▽
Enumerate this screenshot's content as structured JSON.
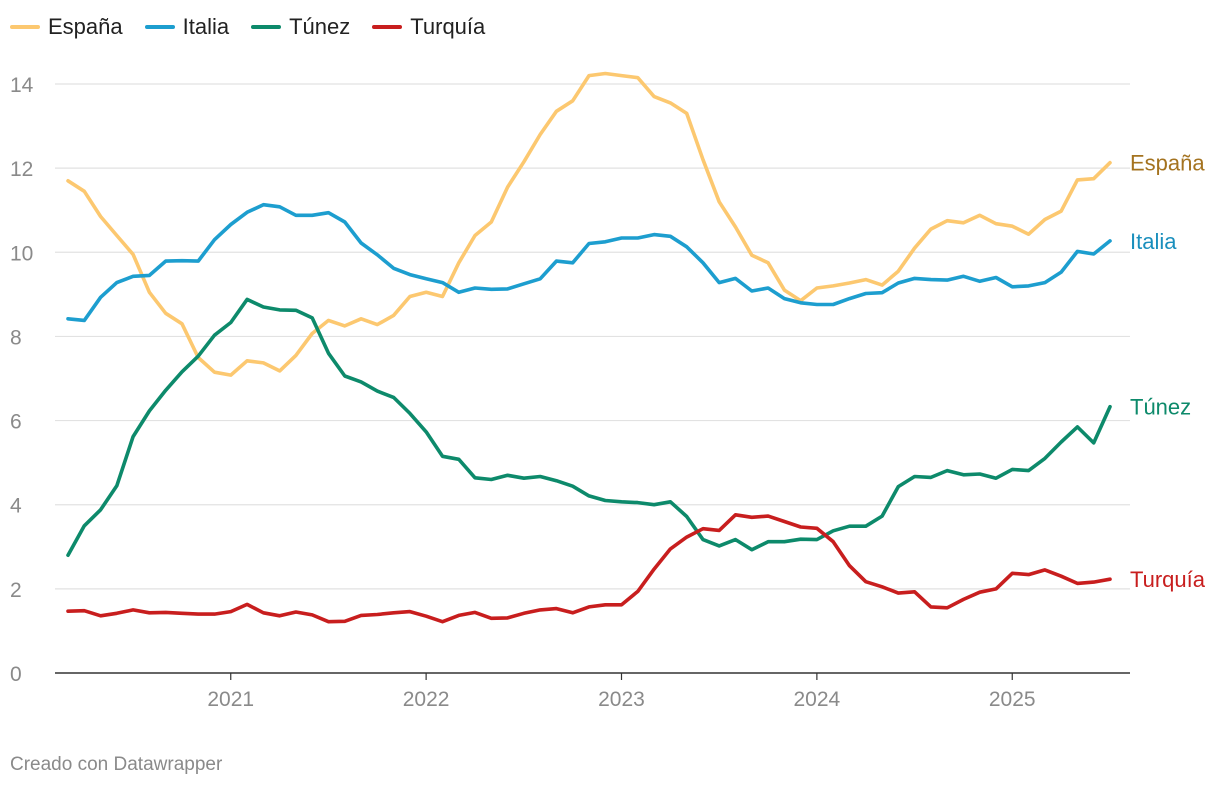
{
  "chart_data": {
    "type": "line",
    "title": "",
    "xlabel": "",
    "ylabel": "",
    "ylim": [
      0,
      14
    ],
    "y_ticks": [
      0,
      2,
      4,
      6,
      8,
      10,
      12,
      14
    ],
    "y_tick_labels": [
      "0",
      "2",
      "4",
      "6",
      "8",
      "10",
      "12",
      "14"
    ],
    "x_ticks": [
      {
        "label": "2021",
        "value": 2021.0
      },
      {
        "label": "2022",
        "value": 2022.0
      },
      {
        "label": "2023",
        "value": 2023.0
      },
      {
        "label": "2024",
        "value": 2024.0
      },
      {
        "label": "2025",
        "value": 2025.0
      }
    ],
    "x_start": 2020.167,
    "x_step": 0.0833333,
    "grid": true,
    "legend_position": "top-left",
    "series": [
      {
        "name": "España",
        "color": "#fcc870",
        "label_color": "#a47320",
        "end_label": "España",
        "values": [
          11.7,
          11.45,
          10.85,
          10.4,
          9.95,
          9.05,
          8.55,
          8.3,
          7.5,
          7.15,
          7.08,
          7.42,
          7.37,
          7.18,
          7.55,
          8.07,
          8.38,
          8.25,
          8.42,
          8.28,
          8.5,
          8.95,
          9.05,
          8.95,
          9.75,
          10.4,
          10.72,
          11.55,
          12.15,
          12.8,
          13.35,
          13.6,
          14.2,
          14.25,
          14.2,
          14.15,
          13.7,
          13.55,
          13.3,
          12.2,
          11.2,
          10.6,
          9.93,
          9.75,
          9.1,
          8.85,
          9.15,
          9.2,
          9.27,
          9.35,
          9.22,
          9.55,
          10.1,
          10.55,
          10.75,
          10.7,
          10.88,
          10.68,
          10.62,
          10.43,
          10.78,
          10.98,
          11.72,
          11.75,
          12.13
        ]
      },
      {
        "name": "Italia",
        "color": "#1d9ecf",
        "label_color": "#1a8fbd",
        "end_label": "Italia",
        "values": [
          8.42,
          8.38,
          8.93,
          9.28,
          9.43,
          9.45,
          9.79,
          9.8,
          9.79,
          10.3,
          10.66,
          10.95,
          11.13,
          11.08,
          10.88,
          10.88,
          10.94,
          10.72,
          10.22,
          9.94,
          9.62,
          9.47,
          9.37,
          9.28,
          9.05,
          9.15,
          9.12,
          9.13,
          9.25,
          9.37,
          9.79,
          9.75,
          10.21,
          10.25,
          10.34,
          10.34,
          10.42,
          10.38,
          10.13,
          9.75,
          9.28,
          9.38,
          9.08,
          9.15,
          8.9,
          8.8,
          8.76,
          8.76,
          8.9,
          9.02,
          9.04,
          9.27,
          9.38,
          9.35,
          9.34,
          9.43,
          9.31,
          9.4,
          9.18,
          9.2,
          9.28,
          9.53,
          10.02,
          9.96,
          10.27
        ]
      },
      {
        "name": "Túnez",
        "color": "#0d8a6b",
        "label_color": "#0d8a6b",
        "end_label": "Túnez",
        "values": [
          2.8,
          3.5,
          3.88,
          4.45,
          5.62,
          6.23,
          6.72,
          7.16,
          7.53,
          8.03,
          8.33,
          8.88,
          8.7,
          8.63,
          8.62,
          8.44,
          7.6,
          7.06,
          6.92,
          6.7,
          6.55,
          6.17,
          5.73,
          5.15,
          5.08,
          4.64,
          4.6,
          4.7,
          4.63,
          4.67,
          4.57,
          4.44,
          4.21,
          4.1,
          4.07,
          4.05,
          4.0,
          4.07,
          3.72,
          3.17,
          3.02,
          3.17,
          2.93,
          3.12,
          3.12,
          3.18,
          3.17,
          3.38,
          3.49,
          3.49,
          3.73,
          4.43,
          4.67,
          4.65,
          4.81,
          4.71,
          4.73,
          4.63,
          4.84,
          4.81,
          5.1,
          5.49,
          5.85,
          5.47,
          6.33
        ]
      },
      {
        "name": "Turquía",
        "color": "#c81e1e",
        "label_color": "#c81e1e",
        "end_label": "Turquía",
        "values": [
          1.47,
          1.48,
          1.36,
          1.42,
          1.5,
          1.43,
          1.44,
          1.42,
          1.4,
          1.4,
          1.46,
          1.63,
          1.43,
          1.36,
          1.45,
          1.38,
          1.22,
          1.23,
          1.37,
          1.39,
          1.43,
          1.46,
          1.35,
          1.22,
          1.37,
          1.44,
          1.3,
          1.31,
          1.42,
          1.5,
          1.53,
          1.43,
          1.57,
          1.62,
          1.62,
          1.94,
          2.47,
          2.95,
          3.23,
          3.43,
          3.39,
          3.76,
          3.7,
          3.73,
          3.6,
          3.47,
          3.44,
          3.12,
          2.55,
          2.17,
          2.05,
          1.9,
          1.93,
          1.57,
          1.55,
          1.75,
          1.92,
          2.0,
          2.37,
          2.34,
          2.45,
          2.3,
          2.13,
          2.16,
          2.23
        ]
      }
    ]
  },
  "credit": "Creado con Datawrapper"
}
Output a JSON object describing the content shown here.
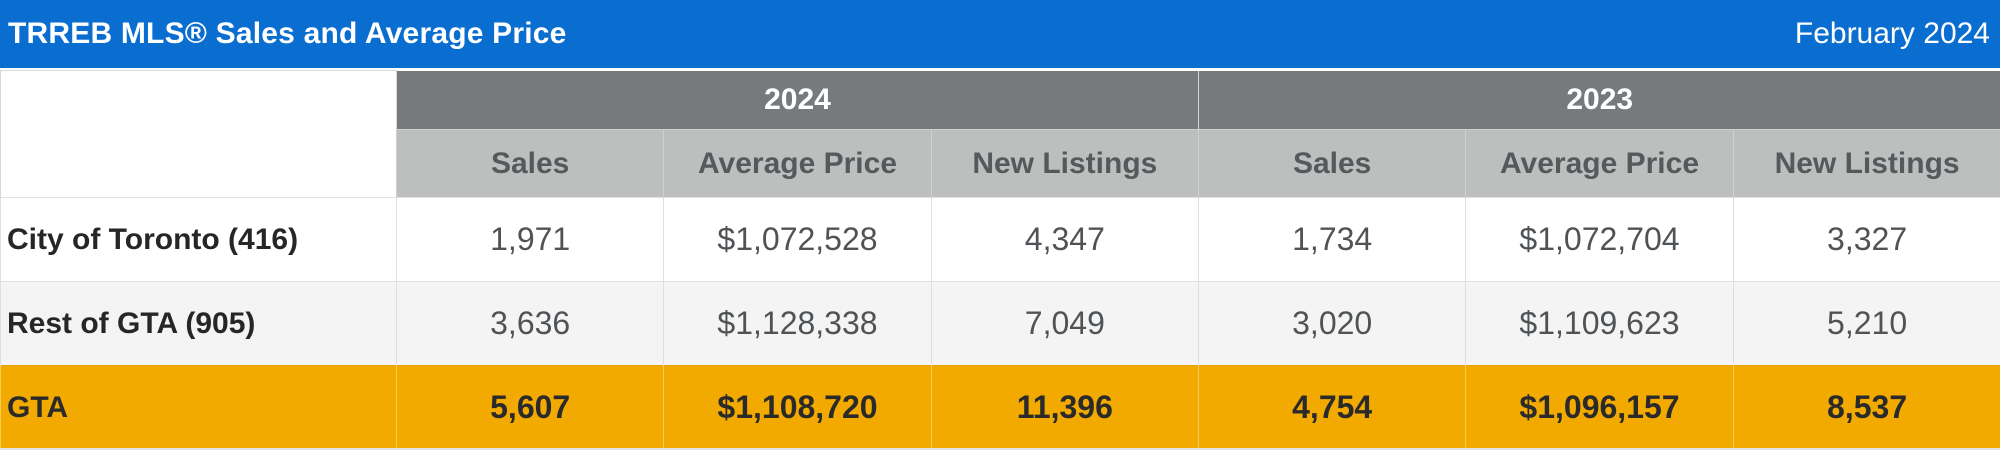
{
  "header": {
    "title": "TRREB MLS® Sales and Average Price",
    "period": "February 2024"
  },
  "table": {
    "years": [
      "2024",
      "2023"
    ],
    "columns": [
      "Sales",
      "Average Price",
      "New Listings",
      "Sales",
      "Average Price",
      "New Listings"
    ],
    "rows": [
      {
        "label": "City of Toronto (416)",
        "values": [
          "1,971",
          "$1,072,528",
          "4,347",
          "1,734",
          "$1,072,704",
          "3,327"
        ]
      },
      {
        "label": "Rest of GTA (905)",
        "values": [
          "3,636",
          "$1,128,338",
          "7,049",
          "3,020",
          "$1,109,623",
          "5,210"
        ]
      },
      {
        "label": "GTA",
        "values": [
          "5,607",
          "$1,108,720",
          "11,396",
          "4,754",
          "$1,096,157",
          "8,537"
        ]
      }
    ]
  },
  "colors": {
    "title_bar": "#0a6ed1",
    "year_header": "#767a7d",
    "column_header": "#bdbebe",
    "total_row": "#f2a900"
  }
}
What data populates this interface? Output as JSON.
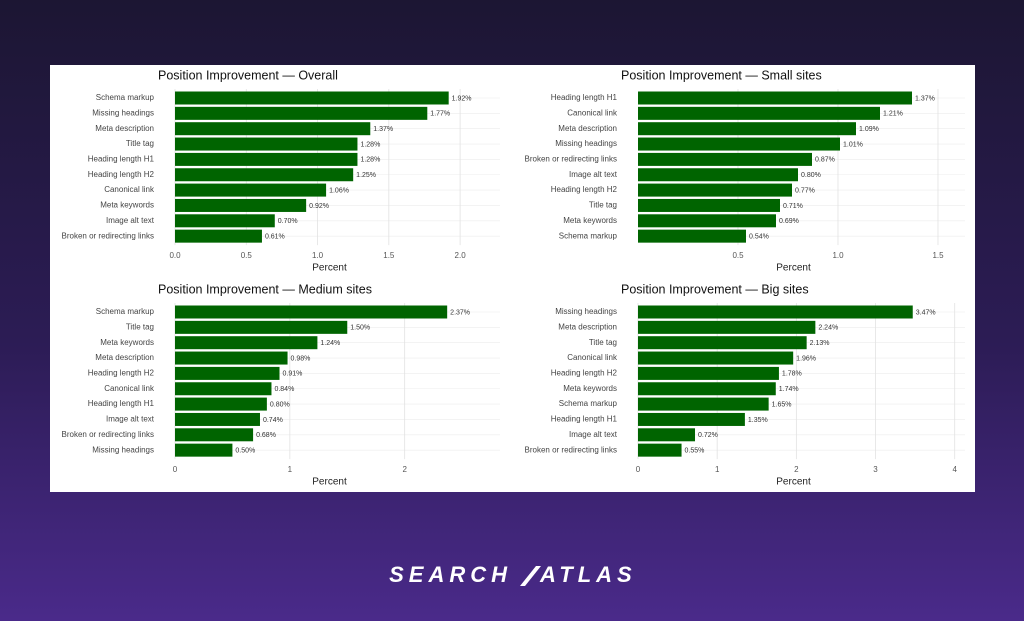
{
  "chart_data": [
    {
      "type": "barh",
      "title": "Position Improvement — Overall",
      "xlabel": "Percent",
      "categories": [
        "Schema markup",
        "Missing headings",
        "Meta description",
        "Title tag",
        "Heading length H1",
        "Heading length H2",
        "Canonical link",
        "Meta keywords",
        "Image alt text",
        "Broken or redirecting links"
      ],
      "values": [
        1.92,
        1.77,
        1.37,
        1.28,
        1.28,
        1.25,
        1.06,
        0.92,
        0.7,
        0.61
      ],
      "value_labels": [
        "1.92%",
        "1.77%",
        "1.37%",
        "1.28%",
        "1.28%",
        "1.25%",
        "1.06%",
        "0.92%",
        "0.70%",
        "0.61%"
      ],
      "color": "#006400",
      "xlim": [
        0,
        2.28
      ],
      "xticks": [
        {
          "value": 0,
          "label": "0.0"
        },
        0.5,
        {
          "value": 1,
          "label": "1.0"
        },
        1.5,
        {
          "value": 2,
          "label": "2.0"
        }
      ],
      "grid": true
    },
    {
      "type": "barh",
      "title": "Position Improvement — Small sites",
      "xlabel": "Percent",
      "categories": [
        "Heading length H1",
        "Canonical link",
        "Meta description",
        "Missing headings",
        "Broken or redirecting links",
        "Image alt text",
        "Heading length H2",
        "Title tag",
        "Meta keywords",
        "Schema markup"
      ],
      "values": [
        1.37,
        1.21,
        1.09,
        1.01,
        0.87,
        0.8,
        0.77,
        0.71,
        0.69,
        0.54
      ],
      "value_labels": [
        "1.37%",
        "1.21%",
        "1.09%",
        "1.01%",
        "0.87%",
        "0.80%",
        "0.77%",
        "0.71%",
        "0.69%",
        "0.54%"
      ],
      "color": "#006400",
      "xlim": [
        0,
        1.635
      ],
      "xticks": [
        0.5,
        {
          "value": 1,
          "label": "1.0"
        },
        1.5
      ],
      "grid": true
    },
    {
      "type": "barh",
      "title": "Position Improvement — Medium sites",
      "xlabel": "Percent",
      "categories": [
        "Schema markup",
        "Title tag",
        "Meta keywords",
        "Meta description",
        "Heading length H2",
        "Canonical link",
        "Heading length H1",
        "Image alt text",
        "Broken or redirecting links",
        "Missing headings"
      ],
      "values": [
        2.37,
        1.5,
        1.24,
        0.98,
        0.91,
        0.84,
        0.8,
        0.74,
        0.68,
        0.5
      ],
      "value_labels": [
        "2.37%",
        "1.50%",
        "1.24%",
        "0.98%",
        "0.91%",
        "0.84%",
        "0.80%",
        "0.74%",
        "0.68%",
        "0.50%"
      ],
      "color": "#006400",
      "xlim": [
        0,
        2.83
      ],
      "xticks": [
        0,
        1,
        2
      ],
      "grid": true
    },
    {
      "type": "barh",
      "title": "Position Improvement — Big sites",
      "xlabel": "Percent",
      "categories": [
        "Missing headings",
        "Meta description",
        "Title tag",
        "Canonical link",
        "Heading length H2",
        "Meta keywords",
        "Schema markup",
        "Heading length H1",
        "Image alt text",
        "Broken or redirecting links"
      ],
      "values": [
        3.47,
        2.24,
        2.13,
        1.96,
        1.78,
        1.74,
        1.65,
        1.35,
        0.72,
        0.55
      ],
      "value_labels": [
        "3.47%",
        "2.24%",
        "2.13%",
        "1.96%",
        "1.78%",
        "1.74%",
        "1.65%",
        "1.35%",
        "0.72%",
        "0.55%"
      ],
      "color": "#006400",
      "xlim": [
        0,
        4.13
      ],
      "xticks": [
        0,
        1,
        2,
        3,
        4
      ],
      "grid": true
    }
  ],
  "brand": {
    "left": "SEARCH",
    "right": "ATLAS"
  }
}
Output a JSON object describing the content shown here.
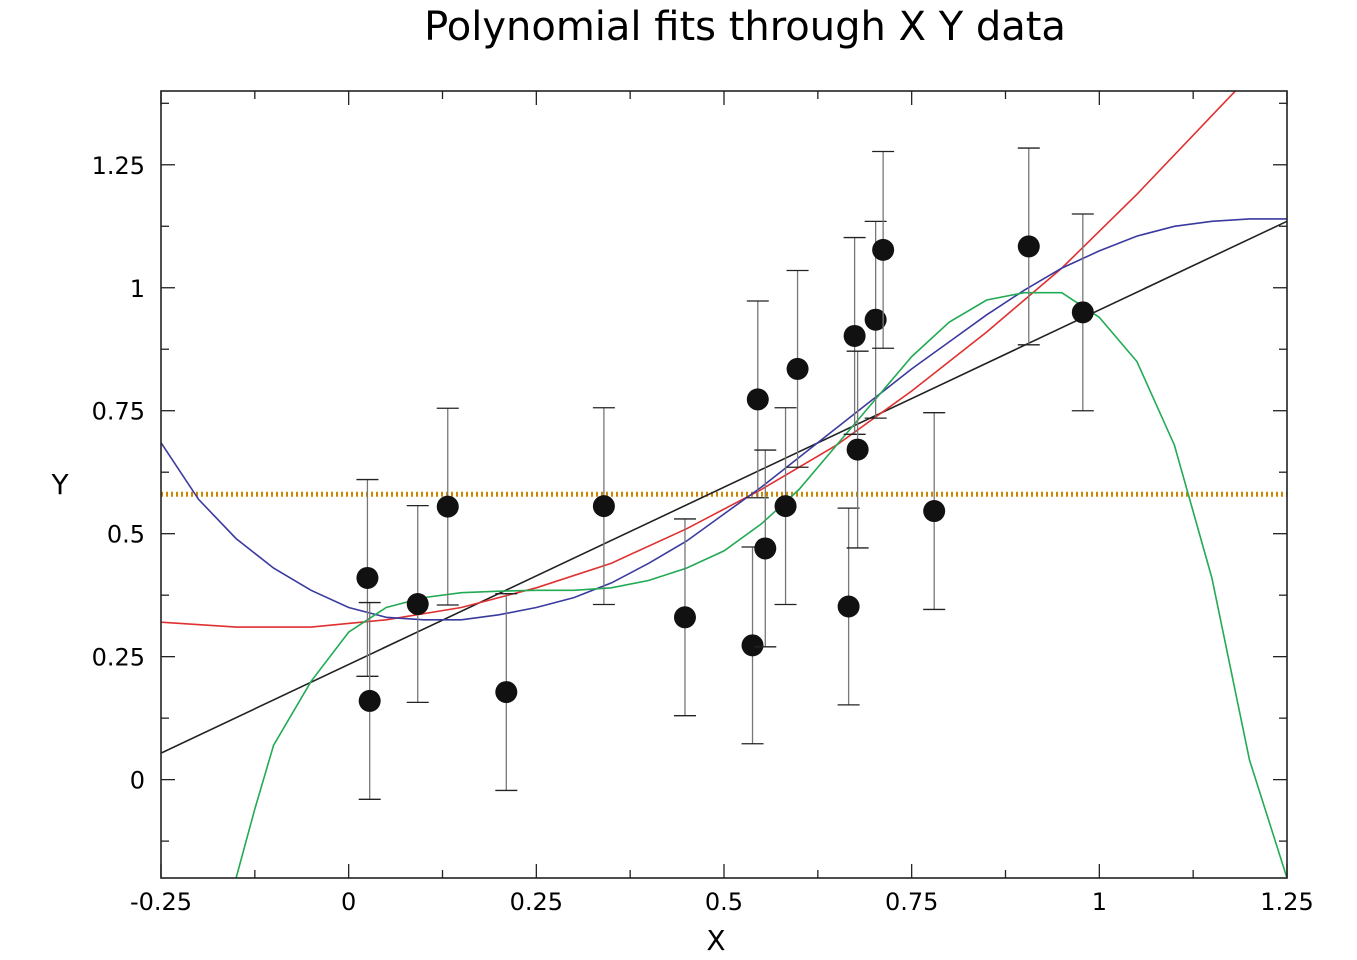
△
→ Task brief:
Copy all lines from the material that contain "JSON".

→ Answer:
Enumerate this screenshot's content as structured JSON.
Output a JSON object describing the content shown here.
What data populates this interface? Output as JSON.
Output a JSON object describing the content shown here.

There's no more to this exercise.